(WHAT YOU HAVE TO DO) A line qualifies if it holds the string "Prebiotics". Copy every qualifying line from the records.

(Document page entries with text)
————————
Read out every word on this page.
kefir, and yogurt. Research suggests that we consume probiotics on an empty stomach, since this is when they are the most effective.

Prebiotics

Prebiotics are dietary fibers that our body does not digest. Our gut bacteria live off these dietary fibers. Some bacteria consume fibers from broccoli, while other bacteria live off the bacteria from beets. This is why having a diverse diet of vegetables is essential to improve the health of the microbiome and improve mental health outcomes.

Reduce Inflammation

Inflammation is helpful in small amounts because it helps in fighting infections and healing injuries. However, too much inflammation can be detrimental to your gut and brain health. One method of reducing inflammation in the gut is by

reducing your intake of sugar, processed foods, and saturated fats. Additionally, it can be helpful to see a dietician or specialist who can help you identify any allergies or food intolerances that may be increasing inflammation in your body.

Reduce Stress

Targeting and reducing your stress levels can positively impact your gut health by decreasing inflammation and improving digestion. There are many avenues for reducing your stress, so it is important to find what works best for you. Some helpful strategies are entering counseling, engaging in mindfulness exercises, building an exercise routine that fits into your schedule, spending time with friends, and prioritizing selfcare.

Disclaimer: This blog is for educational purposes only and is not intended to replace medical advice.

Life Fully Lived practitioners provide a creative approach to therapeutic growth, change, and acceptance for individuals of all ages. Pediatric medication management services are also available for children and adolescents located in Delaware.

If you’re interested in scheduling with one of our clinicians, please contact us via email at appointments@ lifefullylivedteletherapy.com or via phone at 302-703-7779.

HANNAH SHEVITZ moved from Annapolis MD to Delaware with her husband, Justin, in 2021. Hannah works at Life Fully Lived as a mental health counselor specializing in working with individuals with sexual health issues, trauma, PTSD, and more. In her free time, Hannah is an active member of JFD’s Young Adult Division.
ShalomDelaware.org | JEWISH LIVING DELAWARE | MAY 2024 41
————————
(EXERCISE SOLUTION)
Prebiotics
Prebiotics are dietary fibers that our body does not digest. Our gut bacteria live off these dietary fibers. Some bacteria consume fibers from broccoli, while other bacteria live off the bacteria from beets. This is why having a diverse diet of vegetables is essential to improve the health of the microbiome and improve mental health outcomes.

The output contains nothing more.